▸ 提供資料
--------

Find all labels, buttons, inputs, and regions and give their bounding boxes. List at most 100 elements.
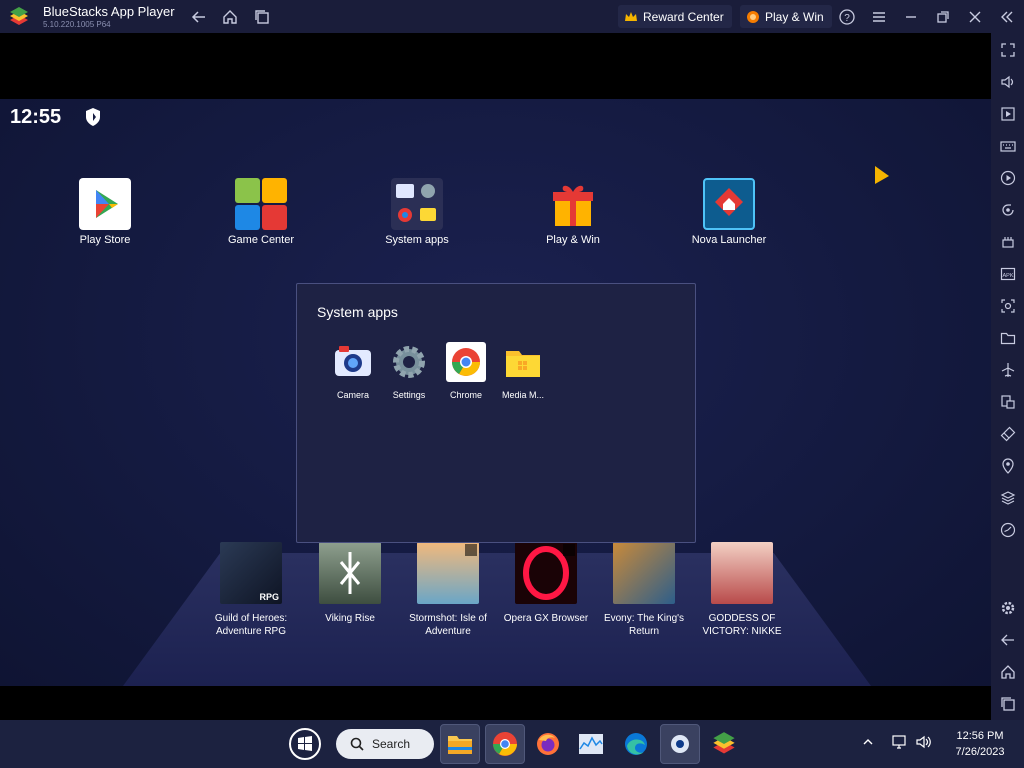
android-back-icon[interactable] (999, 631, 1016, 648)
settings-gear-icon (389, 342, 429, 382)
taskbar-firefox[interactable] (528, 724, 568, 764)
rotate-icon[interactable] (999, 201, 1016, 218)
close-icon[interactable] (965, 7, 985, 27)
app-label: Nova Launcher (691, 234, 767, 246)
app-title: BlueStacks App Player (43, 4, 175, 19)
game-stormshot[interactable]: Stormshot: Isle of Adventure (398, 542, 498, 638)
minimize-icon[interactable] (901, 7, 921, 27)
menu-icon[interactable] (869, 7, 889, 27)
file-explorer-icon (448, 736, 472, 754)
folder-app-chrome[interactable]: Chrome (438, 342, 494, 400)
android-home[interactable]: 12:55 Play Store Game Center System apps… (0, 99, 991, 686)
shield-icon (86, 108, 100, 126)
media-player-icon[interactable] (999, 105, 1016, 122)
fullscreen-icon[interactable] (999, 41, 1016, 58)
collapse-sidebar-icon[interactable] (997, 7, 1017, 27)
restore-icon[interactable] (933, 7, 953, 27)
reward-center-button[interactable]: Reward Center (618, 5, 732, 28)
game-viking-rise[interactable]: Viking Rise (300, 542, 400, 625)
help-icon[interactable]: ? (837, 7, 857, 27)
taskbar-edge[interactable] (616, 724, 656, 764)
folder-app-settings[interactable]: Settings (381, 342, 437, 400)
game-guild-of-heroes[interactable]: RPG Guild of Heroes: Adventure RPG (201, 542, 301, 638)
reward-center-label: Reward Center (643, 9, 724, 24)
edge-icon (625, 733, 647, 755)
airplane-icon[interactable] (999, 361, 1016, 378)
title-bar: BlueStacks App Player 5.10.220.1005 P64 … (0, 0, 1024, 33)
game-label-line2: Adventure RPG (215, 626, 287, 637)
network-icon[interactable] (892, 735, 908, 752)
performance-monitor-icon (579, 734, 603, 754)
tray-chevron-icon[interactable] (862, 736, 874, 751)
layers-icon[interactable] (999, 489, 1016, 506)
settings-icon[interactable] (999, 599, 1016, 616)
game-evony[interactable]: Evony: The King's Return (594, 542, 694, 638)
location-icon[interactable] (999, 457, 1016, 474)
screenshot-icon[interactable] (999, 297, 1016, 314)
external-link-icon (465, 544, 477, 556)
nikke-icon (711, 542, 773, 604)
volume-icon[interactable] (999, 73, 1016, 90)
taskbar-file-explorer[interactable] (440, 724, 480, 764)
taskbar-performance-monitor[interactable] (571, 724, 611, 764)
app-nova-launcher[interactable]: Nova Launcher (674, 178, 784, 246)
app-label: Play Store (79, 234, 131, 246)
coin-icon (747, 10, 759, 23)
folder-icon[interactable] (999, 329, 1016, 346)
svg-text:APK: APK (1002, 273, 1013, 279)
android-home-icon[interactable] (999, 663, 1016, 680)
game-label-line2: VICTORY: NIKKE (702, 626, 782, 637)
speed-icon[interactable] (999, 521, 1016, 538)
start-button[interactable] (285, 724, 325, 764)
eraser-icon[interactable] (999, 425, 1016, 442)
system-apps-folder-popup[interactable]: System apps Camera Settings Chrome Media… (296, 283, 696, 543)
firefox-icon (537, 733, 559, 755)
android-clock: 12:55 (10, 106, 62, 128)
play-win-button[interactable]: Play & Win (740, 5, 832, 28)
gift-icon (547, 178, 599, 230)
app-play-store[interactable]: Play Store (50, 178, 160, 246)
search-icon (350, 737, 364, 751)
system-date: 7/26/2023 (955, 746, 1005, 758)
game-label-line1: Viking Rise (325, 613, 375, 624)
crown-icon (625, 11, 637, 21)
apk-install-icon[interactable]: APK (999, 265, 1016, 282)
emulator-screen: 12:55 Play Store Game Center System apps… (0, 33, 991, 720)
record-play-icon[interactable] (999, 169, 1016, 186)
bluestacks-logo-icon (10, 7, 28, 25)
stormshot-icon (417, 542, 479, 604)
back-arrow-icon[interactable] (189, 7, 209, 27)
evony-icon (613, 542, 675, 604)
system-clock[interactable]: 12:56 PM 7/26/2023 (948, 728, 1012, 760)
search-label: Search (372, 737, 411, 751)
speaker-icon[interactable] (916, 735, 932, 752)
taskbar-running-app[interactable] (660, 724, 700, 764)
android-recents-icon[interactable] (999, 695, 1016, 712)
app-system-apps[interactable]: System apps (362, 178, 472, 246)
chrome-icon (446, 342, 486, 382)
recent-apps-icon[interactable] (252, 7, 272, 27)
taskbar-bluestacks[interactable] (704, 724, 744, 764)
app-label: System apps (385, 234, 449, 246)
opera-gx-icon (515, 542, 577, 604)
folder-app-media-manager[interactable]: Media M... (495, 342, 551, 400)
app-label: Game Center (227, 234, 295, 246)
external-link-icon (563, 544, 575, 556)
game-label-line1: Opera GX Browser (503, 613, 589, 624)
media-manager-icon (503, 342, 543, 382)
play-win-label: Play & Win (765, 9, 824, 24)
taskbar-chrome[interactable] (485, 724, 525, 764)
home-icon[interactable] (220, 7, 240, 27)
desktop: BlueStacks App Player 5.10.220.1005 P64 … (0, 0, 1024, 768)
folder-app-camera[interactable]: Camera (325, 342, 381, 400)
app-game-center[interactable]: Game Center (206, 178, 316, 246)
folder-app-label: Media M... (501, 390, 544, 400)
macro-icon[interactable] (999, 233, 1016, 250)
game-nikke[interactable]: GODDESS OF VICTORY: NIKKE (692, 542, 792, 638)
keyboard-icon[interactable] (999, 137, 1016, 154)
multi-instance-icon[interactable] (999, 393, 1016, 410)
taskbar-search[interactable]: Search (336, 729, 434, 759)
game-opera-gx[interactable]: Opera GX Browser (496, 542, 596, 625)
chrome-taskbar-icon (493, 732, 517, 756)
app-play-win[interactable]: Play & Win (518, 178, 628, 246)
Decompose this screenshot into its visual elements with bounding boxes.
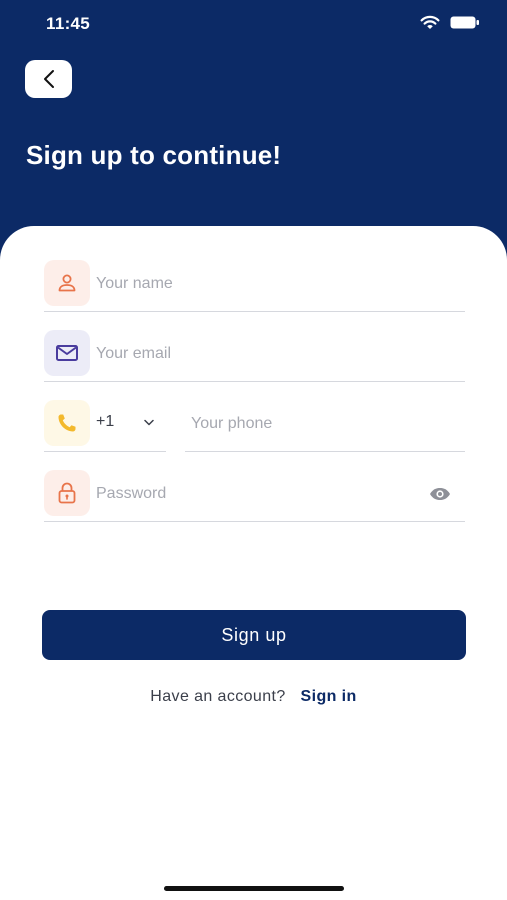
wifi-icon	[420, 15, 440, 29]
signup-button[interactable]: Sign up	[42, 610, 466, 660]
phone-icon-tile	[44, 400, 90, 446]
password-field	[44, 470, 465, 522]
mail-icon	[56, 345, 78, 361]
user-icon	[58, 274, 76, 292]
country-code: +1	[96, 413, 115, 430]
phone-icon	[58, 414, 76, 432]
home-indicator	[164, 886, 344, 891]
phone-field	[185, 400, 465, 452]
mail-icon-tile	[44, 330, 90, 376]
status-bar: 11:45	[0, 0, 507, 46]
page-title: Sign up to continue!	[26, 140, 282, 170]
form-sheet	[0, 226, 507, 900]
password-input[interactable]	[96, 482, 396, 506]
name-input[interactable]	[96, 272, 456, 296]
email-input[interactable]	[96, 342, 456, 366]
signin-prompt: Have an account?	[150, 688, 286, 705]
chevron-down-icon	[144, 419, 154, 426]
signup-screen: 11:45 Sign up to continue! Your name You…	[0, 0, 507, 900]
signin-row: Have an account? Sign in	[0, 688, 507, 706]
chevron-left-icon	[43, 70, 54, 88]
back-button[interactable]	[25, 60, 72, 98]
name-field	[44, 260, 465, 312]
user-icon-tile	[44, 260, 90, 306]
email-field	[44, 330, 465, 382]
status-time: 11:45	[46, 14, 91, 33]
phone-input[interactable]	[191, 412, 451, 436]
lock-icon-tile	[44, 470, 90, 516]
battery-icon	[450, 16, 479, 29]
lock-icon	[58, 482, 76, 504]
signin-link[interactable]: Sign in	[301, 688, 357, 705]
country-code-selector[interactable]: +1	[44, 400, 166, 452]
eye-icon[interactable]	[429, 487, 451, 501]
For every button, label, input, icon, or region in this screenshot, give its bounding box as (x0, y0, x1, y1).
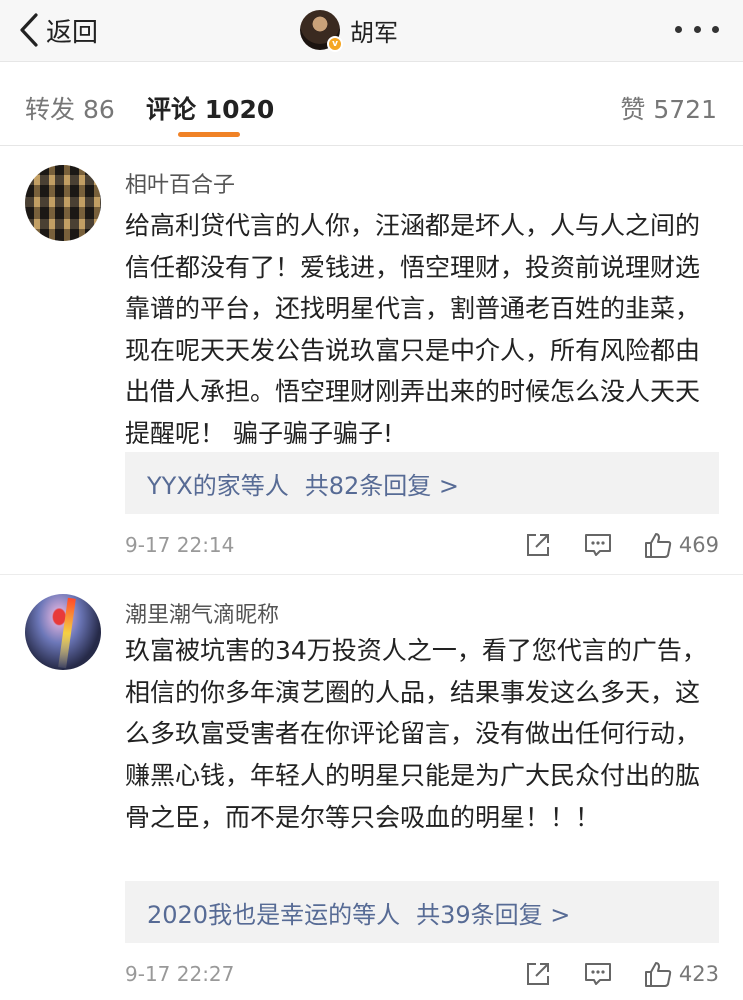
avatar[interactable] (25, 594, 101, 670)
comment-username[interactable]: 潮里潮气滴昵称 (125, 597, 279, 629)
page-title: 胡军 (350, 18, 398, 47)
replies-summary-button[interactable]: 2020我也是幸运的等人 共39条回复 > (125, 881, 719, 943)
comment-actions: 423 (523, 956, 719, 992)
tab-comments[interactable]: 评论 1020 (146, 90, 274, 126)
comment-time: 9-17 22:27 (125, 962, 235, 986)
comment-meta: 9-17 22:27 423 (125, 956, 719, 992)
more-options-button[interactable] (675, 16, 719, 42)
like-count: 423 (678, 962, 719, 986)
tab-bar: 转发 86 评论 1020 赞 5721 (0, 62, 743, 146)
nav-profile[interactable]: v 胡军 (300, 8, 398, 52)
tab-repost[interactable]: 转发 86 (25, 90, 115, 126)
share-icon (526, 963, 549, 985)
verified-badge-icon: v (327, 36, 343, 52)
chevron-left-icon (20, 13, 38, 47)
replies-summary-button[interactable]: YYX的家等人 共82条回复 > (125, 452, 719, 514)
comment-text: 给高利贷代言的人你，汪涵都是坏人，人与人之间的信任都没有了！爱钱进，悟空理财，投… (125, 211, 701, 448)
thumbs-up-icon (644, 533, 672, 558)
back-label: 返回 (46, 17, 99, 48)
active-tab-indicator (178, 132, 240, 137)
comment-text: 玖富被坑害的34万投资人之一，看了您代言的广告，相信的你多年演艺圈的人品，结果事… (125, 636, 707, 832)
like-button[interactable]: 469 (643, 530, 719, 560)
reply-button[interactable] (583, 959, 613, 989)
comment-item: 相叶百合子 给高利贷代言的人你，汪涵都是坏人，人与人之间的信任都没有了！爱钱进，… (0, 147, 743, 575)
like-button[interactable]: 423 (643, 959, 719, 989)
comment-time: 9-17 22:14 (125, 533, 235, 557)
replies-count: 共82条回复 > (304, 471, 460, 500)
back-button[interactable]: 返回 (18, 10, 98, 50)
share-button[interactable] (523, 530, 553, 560)
replies-users: 2020我也是幸运的等人 (147, 900, 401, 929)
like-count: 469 (678, 533, 719, 557)
dot-icon (693, 25, 701, 33)
dot-icon (675, 25, 682, 33)
share-button[interactable] (523, 959, 553, 989)
avatar[interactable] (25, 165, 101, 241)
comment-meta: 9-17 22:14 469 (125, 527, 719, 563)
nav-bar: 返回 v 胡军 (0, 0, 743, 62)
avatar[interactable]: v (300, 10, 343, 52)
dot-icon (712, 25, 719, 33)
reply-button[interactable] (583, 530, 613, 560)
comment-icon (584, 963, 611, 985)
replies-count: 共39条回复 > (416, 900, 571, 929)
comment-actions: 469 (523, 527, 719, 563)
share-icon (526, 534, 549, 556)
comment-item: 潮里潮气滴昵称 玖富被坑害的34万投资人之一，看了您代言的广告，相信的你多年演艺… (0, 576, 743, 1000)
replies-users: YYX的家等人 (147, 471, 289, 500)
comment-icon (584, 534, 611, 556)
comment-username[interactable]: 相叶百合子 (125, 167, 235, 199)
thumbs-up-icon (644, 962, 672, 987)
tab-likes[interactable]: 赞 5721 (620, 90, 717, 126)
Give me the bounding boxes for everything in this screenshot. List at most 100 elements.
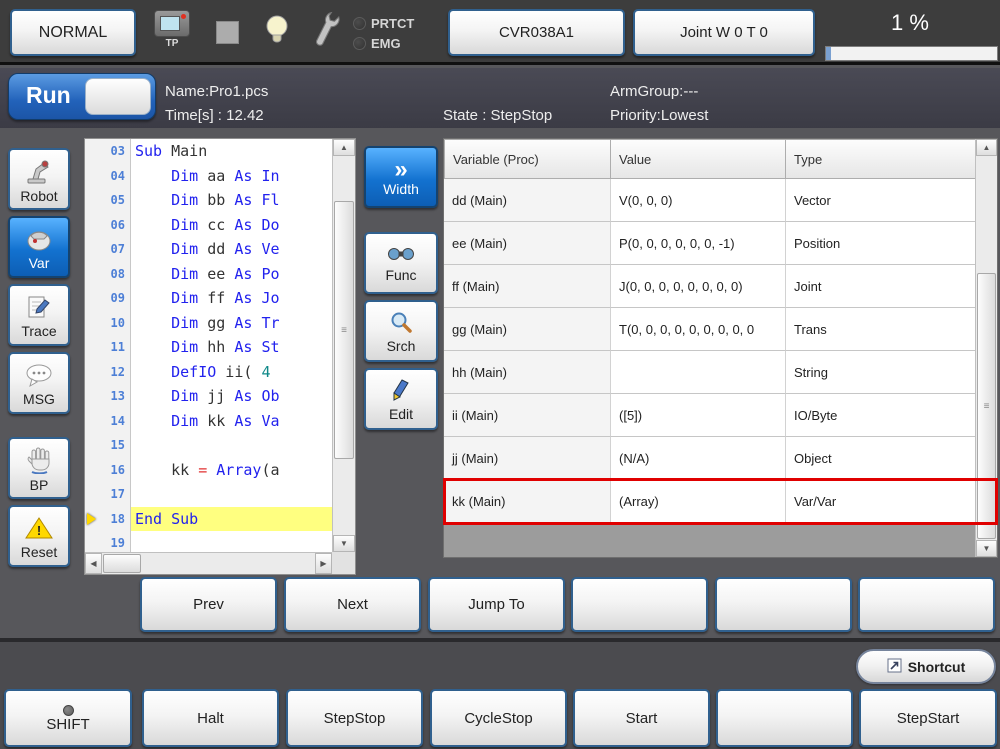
vertical-scroll-thumb[interactable]: ≡ [334, 201, 354, 459]
cell-value: (Array) [611, 480, 786, 523]
halt-button[interactable]: Halt [142, 689, 279, 747]
run-toggle-label: Run [26, 82, 71, 109]
nav-button-empty-1[interactable] [571, 577, 708, 632]
vertical-scroll-thumb[interactable]: ≡ [977, 273, 996, 539]
scroll-down-arrow[interactable]: ▼ [976, 540, 997, 557]
cell-variable: ii (Main) [444, 394, 611, 437]
cell-type: String [786, 351, 976, 394]
next-button[interactable]: Next [284, 577, 421, 632]
table-row[interactable]: ee (Main)P(0, 0, 0, 0, 0, 0, -1)Position [444, 222, 997, 265]
sidebar-item-label: Var [29, 256, 50, 271]
cyclestop-button[interactable]: CycleStop [430, 689, 567, 747]
table-row[interactable]: gg (Main)T(0, 0, 0, 0, 0, 0, 0, 0, 0Tran… [444, 308, 997, 351]
stepstop-button[interactable]: StepStop [286, 689, 423, 747]
editor-vertical-scrollbar[interactable]: ▲ ≡ ▼ [332, 139, 355, 552]
table-row-selected[interactable]: kk (Main)(Array)Var/Var [444, 480, 997, 523]
code-line[interactable]: 16 kk = Array(a [85, 458, 332, 483]
sidebar-item-reset[interactable]: ! Reset [8, 505, 70, 567]
message-bubble-icon [24, 363, 54, 391]
code-line[interactable]: 07 Dim dd As Ve [85, 237, 332, 262]
start-button[interactable]: Start [573, 689, 710, 747]
code-line[interactable]: 08 Dim ee As Po [85, 262, 332, 287]
cell-variable: dd (Main) [444, 179, 611, 222]
code-token: As [234, 265, 252, 283]
table-row[interactable]: ii (Main)([5])IO/Byte [444, 394, 997, 437]
code-token: Tr [261, 314, 279, 332]
code-token [135, 387, 171, 405]
code-line[interactable]: 05 Dim bb As Fl [85, 188, 332, 213]
table-row[interactable]: dd (Main)V(0, 0, 0)Vector [444, 179, 997, 222]
code-lines[interactable]: 03Sub Main04 Dim aa As In05 Dim bb As Fl… [85, 139, 332, 552]
code-token [252, 265, 261, 283]
code-token: Dim [171, 338, 198, 356]
sidebar-item-msg[interactable]: MSG [8, 352, 70, 414]
line-text [131, 433, 332, 458]
code-editor[interactable]: 03Sub Main04 Dim aa As In05 Dim bb As Fl… [84, 138, 356, 575]
shift-button[interactable]: SHIFT [4, 689, 132, 747]
prev-button[interactable]: Prev [140, 577, 277, 632]
line-text: Dim ff As Jo [131, 286, 332, 311]
stepstart-button[interactable]: StepStart [859, 689, 997, 747]
scroll-right-arrow[interactable]: ▶ [315, 553, 332, 574]
run-toggle-knob[interactable] [85, 78, 151, 115]
editor-horizontal-scrollbar[interactable]: ◀ ▶ [85, 552, 332, 574]
code-line[interactable]: 09 Dim ff As Jo [85, 286, 332, 311]
code-line[interactable]: 12 DefIO ii( 4 [85, 360, 332, 385]
nav-button-empty-2[interactable] [715, 577, 852, 632]
code-line[interactable]: 19 [85, 531, 332, 552]
horizontal-scroll-thumb[interactable] [103, 554, 141, 573]
code-line[interactable]: 11 Dim hh As St [85, 335, 332, 360]
mode-button[interactable]: NORMAL [10, 9, 136, 56]
code-line[interactable]: 10 Dim gg As Tr [85, 311, 332, 336]
shortcut-button[interactable]: Shortcut [856, 649, 996, 684]
tool-button-search[interactable]: Srch [364, 300, 438, 362]
joint-mode-button[interactable]: Joint W 0 T 0 [633, 9, 815, 56]
sidebar-item-bp[interactable]: BP [8, 437, 70, 499]
table-row[interactable]: ff (Main)J(0, 0, 0, 0, 0, 0, 0, 0)Joint [444, 265, 997, 308]
tool-button-label: Srch [387, 338, 416, 354]
cell-type: Joint [786, 265, 976, 308]
sidebar-item-robot[interactable]: Robot [8, 148, 70, 210]
code-token: Do [261, 216, 279, 234]
scroll-left-arrow[interactable]: ◀ [85, 553, 102, 574]
code-line[interactable]: 04 Dim aa As In [85, 164, 332, 189]
cell-type: IO/Byte [786, 394, 976, 437]
project-button[interactable]: CVR038A1 [448, 9, 625, 56]
code-line[interactable]: 06 Dim cc As Do [85, 213, 332, 238]
tool-button-width[interactable]: » Width [364, 146, 438, 208]
bottom-button-empty[interactable] [716, 689, 853, 747]
column-header-variable[interactable]: Variable (Proc) [444, 139, 611, 179]
scroll-up-arrow[interactable]: ▲ [333, 139, 355, 156]
code-token: End Sub [135, 510, 198, 528]
code-line[interactable]: 13 Dim jj As Ob [85, 384, 332, 409]
code-line[interactable]: 03Sub Main [85, 139, 332, 164]
tool-button-func[interactable]: Func [364, 232, 438, 294]
tool-button-edit[interactable]: Edit [364, 368, 438, 430]
scroll-up-arrow[interactable]: ▲ [976, 139, 997, 156]
code-line[interactable]: 18End Sub [85, 507, 332, 532]
code-token [252, 167, 261, 185]
line-gutter: 08 [85, 262, 131, 287]
line-number: 10 [111, 316, 130, 330]
scroll-down-arrow[interactable]: ▼ [333, 535, 355, 552]
jump-to-button[interactable]: Jump To [428, 577, 565, 632]
run-toggle[interactable]: Run [8, 73, 156, 120]
current-line-marker-icon [87, 513, 96, 525]
nav-button-empty-3[interactable] [858, 577, 995, 632]
code-token [252, 289, 261, 307]
code-token: = [198, 461, 207, 479]
stop-lamp-icon [216, 21, 239, 44]
sidebar-item-trace[interactable]: Trace [8, 284, 70, 346]
code-line[interactable]: 14 Dim kk As Va [85, 409, 332, 434]
speed-progress-fill [826, 47, 831, 60]
priority: Priority:Lowest [610, 107, 708, 124]
table-row[interactable]: jj (Main)(N/A)Object [444, 437, 997, 480]
table-row[interactable]: hh (Main)String [444, 351, 997, 394]
code-line[interactable]: 15 [85, 433, 332, 458]
column-header-value[interactable]: Value [611, 139, 786, 179]
code-token: As [234, 240, 252, 258]
table-vertical-scrollbar[interactable]: ▲ ≡ ▼ [975, 139, 997, 557]
sidebar-item-var[interactable]: Var [8, 216, 70, 278]
code-line[interactable]: 17 [85, 482, 332, 507]
column-header-type[interactable]: Type [786, 139, 976, 179]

--------

▸ 取り組む課題
記録のうち、「android-back-icon[interactable] (999, 631, 1016, 648)」を含む行から「folder-app-settings[interactable]: Settings (381, 342, 437, 400)」を含む行までを、両端の行も含めて一字一句そのまま出力してください。

▸ 演習の解答
android-back-icon[interactable] (999, 631, 1016, 648)
settings-gear-icon (389, 342, 429, 382)
taskbar-firefox[interactable] (528, 724, 568, 764)
rotate-icon[interactable] (999, 201, 1016, 218)
close-icon[interactable] (965, 7, 985, 27)
app-label: Nova Launcher (691, 234, 767, 246)
app-title: BlueStacks App Player (43, 4, 175, 19)
game-stormshot[interactable]: Stormshot: Isle of Adventure (398, 542, 498, 638)
minimize-icon[interactable] (901, 7, 921, 27)
menu-icon[interactable] (869, 7, 889, 27)
file-explorer-icon (448, 736, 472, 754)
folder-app-chrome[interactable]: Chrome (438, 342, 494, 400)
android-home[interactable]: 12:55 Play Store Game Center System apps… (0, 99, 991, 686)
shield-icon (86, 108, 100, 126)
media-player-icon[interactable] (999, 105, 1016, 122)
fullscreen-icon[interactable] (999, 41, 1016, 58)
collapse-sidebar-icon[interactable] (997, 7, 1017, 27)
restore-icon[interactable] (933, 7, 953, 27)
reward-center-button[interactable]: Reward Center (618, 5, 732, 28)
game-viking-rise[interactable]: Viking Rise (300, 542, 400, 625)
help-icon[interactable]: ? (837, 7, 857, 27)
taskbar-edge[interactable] (616, 724, 656, 764)
folder-app-settings[interactable]: Settings (381, 342, 437, 400)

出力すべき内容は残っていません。